┌──

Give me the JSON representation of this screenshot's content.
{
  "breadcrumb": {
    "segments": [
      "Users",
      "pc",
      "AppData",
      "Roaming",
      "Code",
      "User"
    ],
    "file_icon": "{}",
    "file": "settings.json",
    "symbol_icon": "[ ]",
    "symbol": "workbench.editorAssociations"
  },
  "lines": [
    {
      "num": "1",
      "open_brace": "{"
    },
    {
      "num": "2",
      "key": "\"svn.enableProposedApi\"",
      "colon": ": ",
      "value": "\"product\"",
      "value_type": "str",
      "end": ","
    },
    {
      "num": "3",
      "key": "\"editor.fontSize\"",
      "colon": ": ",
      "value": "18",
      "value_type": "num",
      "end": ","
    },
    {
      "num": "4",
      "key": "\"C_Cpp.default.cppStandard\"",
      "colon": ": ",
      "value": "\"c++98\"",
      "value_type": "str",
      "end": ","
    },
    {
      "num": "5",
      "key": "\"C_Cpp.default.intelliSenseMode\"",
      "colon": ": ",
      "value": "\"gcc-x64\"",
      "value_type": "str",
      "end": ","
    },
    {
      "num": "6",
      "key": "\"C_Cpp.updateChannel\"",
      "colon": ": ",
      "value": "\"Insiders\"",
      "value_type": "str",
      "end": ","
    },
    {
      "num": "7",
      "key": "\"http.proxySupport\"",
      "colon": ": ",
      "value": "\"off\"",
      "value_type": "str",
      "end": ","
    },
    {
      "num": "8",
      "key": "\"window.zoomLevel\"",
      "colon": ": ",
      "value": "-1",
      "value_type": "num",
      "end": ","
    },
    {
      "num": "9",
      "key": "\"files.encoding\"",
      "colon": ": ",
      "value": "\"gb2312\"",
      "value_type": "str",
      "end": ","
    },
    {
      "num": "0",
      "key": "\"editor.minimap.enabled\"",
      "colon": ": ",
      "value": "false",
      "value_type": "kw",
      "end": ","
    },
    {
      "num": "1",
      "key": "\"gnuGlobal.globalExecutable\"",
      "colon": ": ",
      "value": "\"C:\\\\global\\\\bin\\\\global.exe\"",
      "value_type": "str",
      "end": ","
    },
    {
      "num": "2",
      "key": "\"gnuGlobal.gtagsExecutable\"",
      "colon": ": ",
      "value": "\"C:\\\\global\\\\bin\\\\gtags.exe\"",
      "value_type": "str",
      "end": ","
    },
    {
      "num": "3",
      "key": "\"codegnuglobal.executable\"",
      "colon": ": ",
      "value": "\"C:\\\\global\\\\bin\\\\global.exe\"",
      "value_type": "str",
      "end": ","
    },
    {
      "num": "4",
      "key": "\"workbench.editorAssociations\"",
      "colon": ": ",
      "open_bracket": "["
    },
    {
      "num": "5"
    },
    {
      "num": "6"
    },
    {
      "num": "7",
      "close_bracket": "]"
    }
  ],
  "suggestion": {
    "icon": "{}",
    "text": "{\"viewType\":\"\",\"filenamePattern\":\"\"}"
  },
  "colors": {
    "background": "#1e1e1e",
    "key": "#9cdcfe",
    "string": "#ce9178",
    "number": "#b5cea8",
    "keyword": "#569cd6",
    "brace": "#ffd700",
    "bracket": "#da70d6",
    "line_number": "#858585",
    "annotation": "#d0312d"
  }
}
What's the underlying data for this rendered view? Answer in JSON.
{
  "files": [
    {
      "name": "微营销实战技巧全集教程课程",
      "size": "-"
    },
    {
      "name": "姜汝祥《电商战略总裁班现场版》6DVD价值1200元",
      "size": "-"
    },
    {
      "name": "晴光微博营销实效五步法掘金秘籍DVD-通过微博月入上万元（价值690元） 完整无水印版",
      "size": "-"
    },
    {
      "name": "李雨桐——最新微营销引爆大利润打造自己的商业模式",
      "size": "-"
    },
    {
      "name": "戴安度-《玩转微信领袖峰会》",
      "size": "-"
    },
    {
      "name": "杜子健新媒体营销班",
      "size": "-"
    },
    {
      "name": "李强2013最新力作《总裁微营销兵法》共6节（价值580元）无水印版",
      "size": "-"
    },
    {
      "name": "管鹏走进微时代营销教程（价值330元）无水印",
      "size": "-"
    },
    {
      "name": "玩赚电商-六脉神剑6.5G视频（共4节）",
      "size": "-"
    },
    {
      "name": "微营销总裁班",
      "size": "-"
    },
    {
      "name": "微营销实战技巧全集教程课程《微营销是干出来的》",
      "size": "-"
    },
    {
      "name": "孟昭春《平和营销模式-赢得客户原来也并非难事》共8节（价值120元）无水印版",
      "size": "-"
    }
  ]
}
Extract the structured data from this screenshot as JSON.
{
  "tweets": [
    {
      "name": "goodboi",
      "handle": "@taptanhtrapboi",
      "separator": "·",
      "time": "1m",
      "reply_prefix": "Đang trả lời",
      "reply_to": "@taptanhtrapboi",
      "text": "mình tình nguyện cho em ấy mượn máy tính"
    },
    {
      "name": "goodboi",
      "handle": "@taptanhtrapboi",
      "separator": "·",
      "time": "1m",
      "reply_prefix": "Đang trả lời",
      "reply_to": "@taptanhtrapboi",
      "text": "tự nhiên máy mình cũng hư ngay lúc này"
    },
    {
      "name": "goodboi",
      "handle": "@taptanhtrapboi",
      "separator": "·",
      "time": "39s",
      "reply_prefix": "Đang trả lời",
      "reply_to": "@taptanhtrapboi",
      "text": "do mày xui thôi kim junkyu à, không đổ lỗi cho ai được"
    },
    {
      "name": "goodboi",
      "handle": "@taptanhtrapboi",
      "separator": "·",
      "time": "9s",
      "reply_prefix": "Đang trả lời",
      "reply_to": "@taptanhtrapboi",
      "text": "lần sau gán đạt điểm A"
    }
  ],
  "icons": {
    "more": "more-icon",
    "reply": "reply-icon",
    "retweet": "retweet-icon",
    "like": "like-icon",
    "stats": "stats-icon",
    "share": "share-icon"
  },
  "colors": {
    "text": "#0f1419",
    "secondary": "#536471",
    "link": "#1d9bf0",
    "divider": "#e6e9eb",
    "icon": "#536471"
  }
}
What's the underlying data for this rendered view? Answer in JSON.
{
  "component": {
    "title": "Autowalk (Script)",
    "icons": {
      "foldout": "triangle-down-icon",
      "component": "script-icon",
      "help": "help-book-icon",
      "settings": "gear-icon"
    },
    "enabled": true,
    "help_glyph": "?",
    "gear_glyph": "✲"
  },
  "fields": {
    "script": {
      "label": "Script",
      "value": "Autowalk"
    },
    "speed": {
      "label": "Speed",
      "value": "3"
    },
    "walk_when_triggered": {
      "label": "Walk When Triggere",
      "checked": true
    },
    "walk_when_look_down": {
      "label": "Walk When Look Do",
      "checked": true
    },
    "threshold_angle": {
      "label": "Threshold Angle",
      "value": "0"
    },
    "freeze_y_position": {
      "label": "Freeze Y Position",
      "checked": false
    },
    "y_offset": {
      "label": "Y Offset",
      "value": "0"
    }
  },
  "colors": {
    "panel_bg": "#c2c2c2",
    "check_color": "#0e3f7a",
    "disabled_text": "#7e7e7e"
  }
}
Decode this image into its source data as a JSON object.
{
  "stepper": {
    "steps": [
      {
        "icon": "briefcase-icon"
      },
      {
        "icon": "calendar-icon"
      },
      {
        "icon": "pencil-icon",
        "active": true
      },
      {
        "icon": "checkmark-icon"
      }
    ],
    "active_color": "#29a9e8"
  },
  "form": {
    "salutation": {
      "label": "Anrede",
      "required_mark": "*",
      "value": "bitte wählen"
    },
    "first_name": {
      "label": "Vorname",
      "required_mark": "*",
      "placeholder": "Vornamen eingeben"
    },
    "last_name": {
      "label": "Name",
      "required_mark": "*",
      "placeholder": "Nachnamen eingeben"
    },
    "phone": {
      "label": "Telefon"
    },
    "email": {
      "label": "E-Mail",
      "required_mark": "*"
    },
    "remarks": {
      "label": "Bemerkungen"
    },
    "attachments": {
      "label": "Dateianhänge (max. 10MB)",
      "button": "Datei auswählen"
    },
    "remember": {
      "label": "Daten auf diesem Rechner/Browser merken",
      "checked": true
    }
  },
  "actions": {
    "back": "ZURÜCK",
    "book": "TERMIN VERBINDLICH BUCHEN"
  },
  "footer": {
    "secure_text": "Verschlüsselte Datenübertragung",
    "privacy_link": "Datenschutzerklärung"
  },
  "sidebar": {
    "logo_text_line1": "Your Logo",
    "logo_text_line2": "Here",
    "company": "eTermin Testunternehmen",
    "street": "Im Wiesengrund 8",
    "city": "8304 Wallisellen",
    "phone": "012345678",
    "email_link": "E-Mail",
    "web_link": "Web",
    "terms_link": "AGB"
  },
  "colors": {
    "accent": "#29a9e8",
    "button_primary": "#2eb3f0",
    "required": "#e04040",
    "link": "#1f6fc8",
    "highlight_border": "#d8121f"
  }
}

└──

Search the data above for lines holding "workbench" and copy each of them.

    "symbol": "workbench.editorAssociations"
      "key": "\"workbench.editorAssociations\"",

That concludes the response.